EXERCISE AIM:
Identify the lines that contain the string "this", then copy each of them.

(Chart and figure data)
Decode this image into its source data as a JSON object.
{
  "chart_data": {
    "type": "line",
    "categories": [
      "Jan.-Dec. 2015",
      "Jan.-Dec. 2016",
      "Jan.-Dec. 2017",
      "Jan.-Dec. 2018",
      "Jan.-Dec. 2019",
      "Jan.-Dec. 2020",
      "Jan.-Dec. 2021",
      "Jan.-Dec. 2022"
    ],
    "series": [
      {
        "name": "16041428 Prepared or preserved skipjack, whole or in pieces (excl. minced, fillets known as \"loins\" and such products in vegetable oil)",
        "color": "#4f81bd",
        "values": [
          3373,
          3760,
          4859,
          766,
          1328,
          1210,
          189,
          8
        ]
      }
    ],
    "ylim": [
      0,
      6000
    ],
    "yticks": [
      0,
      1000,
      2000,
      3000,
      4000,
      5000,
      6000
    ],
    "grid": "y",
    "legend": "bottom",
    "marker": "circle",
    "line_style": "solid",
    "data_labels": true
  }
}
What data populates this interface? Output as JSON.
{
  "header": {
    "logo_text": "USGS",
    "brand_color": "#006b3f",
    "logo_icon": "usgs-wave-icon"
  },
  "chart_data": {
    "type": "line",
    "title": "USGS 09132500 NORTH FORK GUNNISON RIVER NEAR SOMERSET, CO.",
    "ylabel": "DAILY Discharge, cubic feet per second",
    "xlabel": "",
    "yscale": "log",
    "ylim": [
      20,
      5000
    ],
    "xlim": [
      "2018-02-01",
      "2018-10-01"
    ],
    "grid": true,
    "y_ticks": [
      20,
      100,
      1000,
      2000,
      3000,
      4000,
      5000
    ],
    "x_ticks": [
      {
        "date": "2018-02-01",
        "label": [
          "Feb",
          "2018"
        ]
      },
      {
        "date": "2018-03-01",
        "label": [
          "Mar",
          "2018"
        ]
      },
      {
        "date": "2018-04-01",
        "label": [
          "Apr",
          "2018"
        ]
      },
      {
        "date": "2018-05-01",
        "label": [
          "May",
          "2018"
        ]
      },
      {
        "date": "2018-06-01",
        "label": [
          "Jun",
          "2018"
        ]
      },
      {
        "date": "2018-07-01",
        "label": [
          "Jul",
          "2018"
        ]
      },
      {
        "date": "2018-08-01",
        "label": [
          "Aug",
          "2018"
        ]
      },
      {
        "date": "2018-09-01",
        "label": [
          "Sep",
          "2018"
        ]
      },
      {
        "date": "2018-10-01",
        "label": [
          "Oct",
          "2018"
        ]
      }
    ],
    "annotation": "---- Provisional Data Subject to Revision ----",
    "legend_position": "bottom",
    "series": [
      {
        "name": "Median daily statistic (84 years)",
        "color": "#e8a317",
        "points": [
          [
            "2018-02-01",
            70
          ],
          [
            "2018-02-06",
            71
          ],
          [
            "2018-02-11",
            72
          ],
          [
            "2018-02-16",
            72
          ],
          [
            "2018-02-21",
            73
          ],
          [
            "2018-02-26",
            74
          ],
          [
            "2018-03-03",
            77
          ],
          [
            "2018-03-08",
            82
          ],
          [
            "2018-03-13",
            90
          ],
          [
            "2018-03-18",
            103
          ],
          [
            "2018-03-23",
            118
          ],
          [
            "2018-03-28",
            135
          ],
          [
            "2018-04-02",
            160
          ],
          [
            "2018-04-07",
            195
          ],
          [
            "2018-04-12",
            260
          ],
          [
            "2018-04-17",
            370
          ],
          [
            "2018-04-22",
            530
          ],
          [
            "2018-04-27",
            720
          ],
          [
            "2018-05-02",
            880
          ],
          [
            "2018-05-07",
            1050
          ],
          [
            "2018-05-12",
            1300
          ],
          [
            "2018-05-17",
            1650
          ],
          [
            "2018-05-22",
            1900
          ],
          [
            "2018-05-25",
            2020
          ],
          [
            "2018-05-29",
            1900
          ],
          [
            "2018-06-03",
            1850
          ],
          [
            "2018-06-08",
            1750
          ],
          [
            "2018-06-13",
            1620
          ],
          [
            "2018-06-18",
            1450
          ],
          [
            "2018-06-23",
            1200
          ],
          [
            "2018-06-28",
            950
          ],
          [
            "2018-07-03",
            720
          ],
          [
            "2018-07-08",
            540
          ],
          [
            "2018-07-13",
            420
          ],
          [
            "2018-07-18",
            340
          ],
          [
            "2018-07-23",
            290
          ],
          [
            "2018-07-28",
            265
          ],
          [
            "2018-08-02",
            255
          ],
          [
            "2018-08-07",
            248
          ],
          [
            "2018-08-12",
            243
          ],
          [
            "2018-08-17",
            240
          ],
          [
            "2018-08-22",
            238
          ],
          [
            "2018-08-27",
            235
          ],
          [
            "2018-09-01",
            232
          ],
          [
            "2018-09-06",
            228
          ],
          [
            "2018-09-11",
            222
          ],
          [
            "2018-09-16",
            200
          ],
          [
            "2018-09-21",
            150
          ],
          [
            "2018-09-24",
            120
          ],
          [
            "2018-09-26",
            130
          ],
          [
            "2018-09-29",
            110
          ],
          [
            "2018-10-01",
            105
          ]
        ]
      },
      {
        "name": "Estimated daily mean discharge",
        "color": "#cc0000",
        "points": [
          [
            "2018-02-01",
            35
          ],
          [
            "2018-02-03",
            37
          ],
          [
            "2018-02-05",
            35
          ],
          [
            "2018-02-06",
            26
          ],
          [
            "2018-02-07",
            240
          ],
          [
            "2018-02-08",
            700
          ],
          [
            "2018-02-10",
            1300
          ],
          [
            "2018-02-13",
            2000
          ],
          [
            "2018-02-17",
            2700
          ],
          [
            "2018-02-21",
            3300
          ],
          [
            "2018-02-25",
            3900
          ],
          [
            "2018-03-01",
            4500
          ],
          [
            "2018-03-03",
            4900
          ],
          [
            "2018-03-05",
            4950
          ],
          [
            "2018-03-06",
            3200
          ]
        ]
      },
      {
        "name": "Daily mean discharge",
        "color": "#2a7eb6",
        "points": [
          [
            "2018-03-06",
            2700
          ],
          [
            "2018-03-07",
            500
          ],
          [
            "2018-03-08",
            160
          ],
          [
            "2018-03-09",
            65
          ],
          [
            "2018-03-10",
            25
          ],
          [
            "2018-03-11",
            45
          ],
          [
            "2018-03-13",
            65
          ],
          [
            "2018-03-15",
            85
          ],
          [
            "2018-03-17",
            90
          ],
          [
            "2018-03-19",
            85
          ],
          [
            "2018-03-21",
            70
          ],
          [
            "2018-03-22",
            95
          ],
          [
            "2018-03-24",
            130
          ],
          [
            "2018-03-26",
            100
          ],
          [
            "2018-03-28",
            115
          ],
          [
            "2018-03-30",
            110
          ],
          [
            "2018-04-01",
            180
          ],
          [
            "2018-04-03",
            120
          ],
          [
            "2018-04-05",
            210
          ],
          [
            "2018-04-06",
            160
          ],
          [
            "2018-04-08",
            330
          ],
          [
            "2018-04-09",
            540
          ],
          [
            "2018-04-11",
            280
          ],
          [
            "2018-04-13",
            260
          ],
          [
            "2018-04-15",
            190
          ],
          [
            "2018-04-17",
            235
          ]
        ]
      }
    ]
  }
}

WRITTEN REPLY:
Decode this image into its source data as a JSON object.
What data populates this interface? Output as JSON.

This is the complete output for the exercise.